**Extracted entries:**

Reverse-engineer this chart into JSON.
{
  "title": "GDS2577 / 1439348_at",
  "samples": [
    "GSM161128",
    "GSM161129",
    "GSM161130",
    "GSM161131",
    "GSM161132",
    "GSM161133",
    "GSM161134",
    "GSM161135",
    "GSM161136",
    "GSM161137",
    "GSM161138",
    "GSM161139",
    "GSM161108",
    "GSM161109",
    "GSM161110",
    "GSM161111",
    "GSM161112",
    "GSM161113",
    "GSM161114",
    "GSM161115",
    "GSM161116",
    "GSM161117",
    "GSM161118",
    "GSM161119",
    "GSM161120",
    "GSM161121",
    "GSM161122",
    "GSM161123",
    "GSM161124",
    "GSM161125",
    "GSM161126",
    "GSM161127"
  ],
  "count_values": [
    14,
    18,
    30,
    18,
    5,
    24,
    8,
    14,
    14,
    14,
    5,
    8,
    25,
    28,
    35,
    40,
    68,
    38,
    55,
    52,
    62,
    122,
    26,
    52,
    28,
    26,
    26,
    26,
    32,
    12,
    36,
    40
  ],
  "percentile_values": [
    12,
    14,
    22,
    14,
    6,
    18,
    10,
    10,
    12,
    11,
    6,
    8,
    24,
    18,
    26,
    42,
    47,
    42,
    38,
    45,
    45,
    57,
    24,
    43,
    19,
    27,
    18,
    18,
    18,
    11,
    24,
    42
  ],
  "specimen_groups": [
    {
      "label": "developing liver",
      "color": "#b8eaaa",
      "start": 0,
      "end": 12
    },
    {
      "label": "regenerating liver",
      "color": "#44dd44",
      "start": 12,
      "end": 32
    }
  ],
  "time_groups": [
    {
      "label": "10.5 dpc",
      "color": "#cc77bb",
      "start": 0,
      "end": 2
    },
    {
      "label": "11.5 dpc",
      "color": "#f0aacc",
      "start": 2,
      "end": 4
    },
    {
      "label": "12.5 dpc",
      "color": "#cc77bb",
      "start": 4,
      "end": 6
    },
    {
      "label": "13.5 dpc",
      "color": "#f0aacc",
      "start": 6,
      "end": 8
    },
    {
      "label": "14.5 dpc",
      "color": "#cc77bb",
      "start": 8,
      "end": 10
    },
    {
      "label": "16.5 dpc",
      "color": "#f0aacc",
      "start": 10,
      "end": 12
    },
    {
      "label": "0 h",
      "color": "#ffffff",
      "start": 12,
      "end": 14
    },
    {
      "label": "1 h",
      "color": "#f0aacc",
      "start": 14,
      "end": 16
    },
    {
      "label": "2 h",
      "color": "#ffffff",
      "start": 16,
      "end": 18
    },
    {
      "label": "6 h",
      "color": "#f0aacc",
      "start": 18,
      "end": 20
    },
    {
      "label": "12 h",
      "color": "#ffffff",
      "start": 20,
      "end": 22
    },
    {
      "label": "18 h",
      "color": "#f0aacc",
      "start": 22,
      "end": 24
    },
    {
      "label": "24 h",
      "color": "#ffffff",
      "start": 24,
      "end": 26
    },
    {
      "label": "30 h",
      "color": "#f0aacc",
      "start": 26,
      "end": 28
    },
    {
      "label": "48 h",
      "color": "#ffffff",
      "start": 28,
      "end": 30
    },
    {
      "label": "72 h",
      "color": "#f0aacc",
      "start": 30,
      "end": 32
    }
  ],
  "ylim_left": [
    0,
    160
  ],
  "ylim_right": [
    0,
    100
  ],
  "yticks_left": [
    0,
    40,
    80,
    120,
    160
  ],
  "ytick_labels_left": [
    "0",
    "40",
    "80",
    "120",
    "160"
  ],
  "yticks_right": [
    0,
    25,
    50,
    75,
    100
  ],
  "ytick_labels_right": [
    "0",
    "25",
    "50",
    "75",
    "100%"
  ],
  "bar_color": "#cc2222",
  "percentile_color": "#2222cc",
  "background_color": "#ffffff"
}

**The request:** Emit the full listing verbatim.

**Exercise solution:**
Reverse-engineer this chart into JSON.
{
  "title": "GDS2577 / 1439348_at",
  "samples": [
    "GSM161128",
    "GSM161129",
    "GSM161130",
    "GSM161131",
    "GSM161132",
    "GSM161133",
    "GSM161134",
    "GSM161135",
    "GSM161136",
    "GSM161137",
    "GSM161138",
    "GSM161139",
    "GSM161108",
    "GSM161109",
    "GSM161110",
    "GSM161111",
    "GSM161112",
    "GSM161113",
    "GSM161114",
    "GSM161115",
    "GSM161116",
    "GSM161117",
    "GSM161118",
    "GSM161119",
    "GSM161120",
    "GSM161121",
    "GSM161122",
    "GSM161123",
    "GSM161124",
    "GSM161125",
    "GSM161126",
    "GSM161127"
  ],
  "count_values": [
    14,
    18,
    30,
    18,
    5,
    24,
    8,
    14,
    14,
    14,
    5,
    8,
    25,
    28,
    35,
    40,
    68,
    38,
    55,
    52,
    62,
    122,
    26,
    52,
    28,
    26,
    26,
    26,
    32,
    12,
    36,
    40
  ],
  "percentile_values": [
    12,
    14,
    22,
    14,
    6,
    18,
    10,
    10,
    12,
    11,
    6,
    8,
    24,
    18,
    26,
    42,
    47,
    42,
    38,
    45,
    45,
    57,
    24,
    43,
    19,
    27,
    18,
    18,
    18,
    11,
    24,
    42
  ],
  "specimen_groups": [
    {
      "label": "developing liver",
      "color": "#b8eaaa",
      "start": 0,
      "end": 12
    },
    {
      "label": "regenerating liver",
      "color": "#44dd44",
      "start": 12,
      "end": 32
    }
  ],
  "time_groups": [
    {
      "label": "10.5 dpc",
      "color": "#cc77bb",
      "start": 0,
      "end": 2
    },
    {
      "label": "11.5 dpc",
      "color": "#f0aacc",
      "start": 2,
      "end": 4
    },
    {
      "label": "12.5 dpc",
      "color": "#cc77bb",
      "start": 4,
      "end": 6
    },
    {
      "label": "13.5 dpc",
      "color": "#f0aacc",
      "start": 6,
      "end": 8
    },
    {
      "label": "14.5 dpc",
      "color": "#cc77bb",
      "start": 8,
      "end": 10
    },
    {
      "label": "16.5 dpc",
      "color": "#f0aacc",
      "start": 10,
      "end": 12
    },
    {
      "label": "0 h",
      "color": "#ffffff",
      "start": 12,
      "end": 14
    },
    {
      "label": "1 h",
      "color": "#f0aacc",
      "start": 14,
      "end": 16
    },
    {
      "label": "2 h",
      "color": "#ffffff",
      "start": 16,
      "end": 18
    },
    {
      "label": "6 h",
      "color": "#f0aacc",
      "start": 18,
      "end": 20
    },
    {
      "label": "12 h",
      "color": "#ffffff",
      "start": 20,
      "end": 22
    },
    {
      "label": "18 h",
      "color": "#f0aacc",
      "start": 22,
      "end": 24
    },
    {
      "label": "24 h",
      "color": "#ffffff",
      "start": 24,
      "end": 26
    },
    {
      "label": "30 h",
      "color": "#f0aacc",
      "start": 26,
      "end": 28
    },
    {
      "label": "48 h",
      "color": "#ffffff",
      "start": 28,
      "end": 30
    },
    {
      "label": "72 h",
      "color": "#f0aacc",
      "start": 30,
      "end": 32
    }
  ],
  "ylim_left": [
    0,
    160
  ],
  "ylim_right": [
    0,
    100
  ],
  "yticks_left": [
    0,
    40,
    80,
    120,
    160
  ],
  "ytick_labels_left": [
    "0",
    "40",
    "80",
    "120",
    "160"
  ],
  "yticks_right": [
    0,
    25,
    50,
    75,
    100
  ],
  "ytick_labels_right": [
    "0",
    "25",
    "50",
    "75",
    "100%"
  ],
  "bar_color": "#cc2222",
  "percentile_color": "#2222cc",
  "background_color": "#ffffff"
}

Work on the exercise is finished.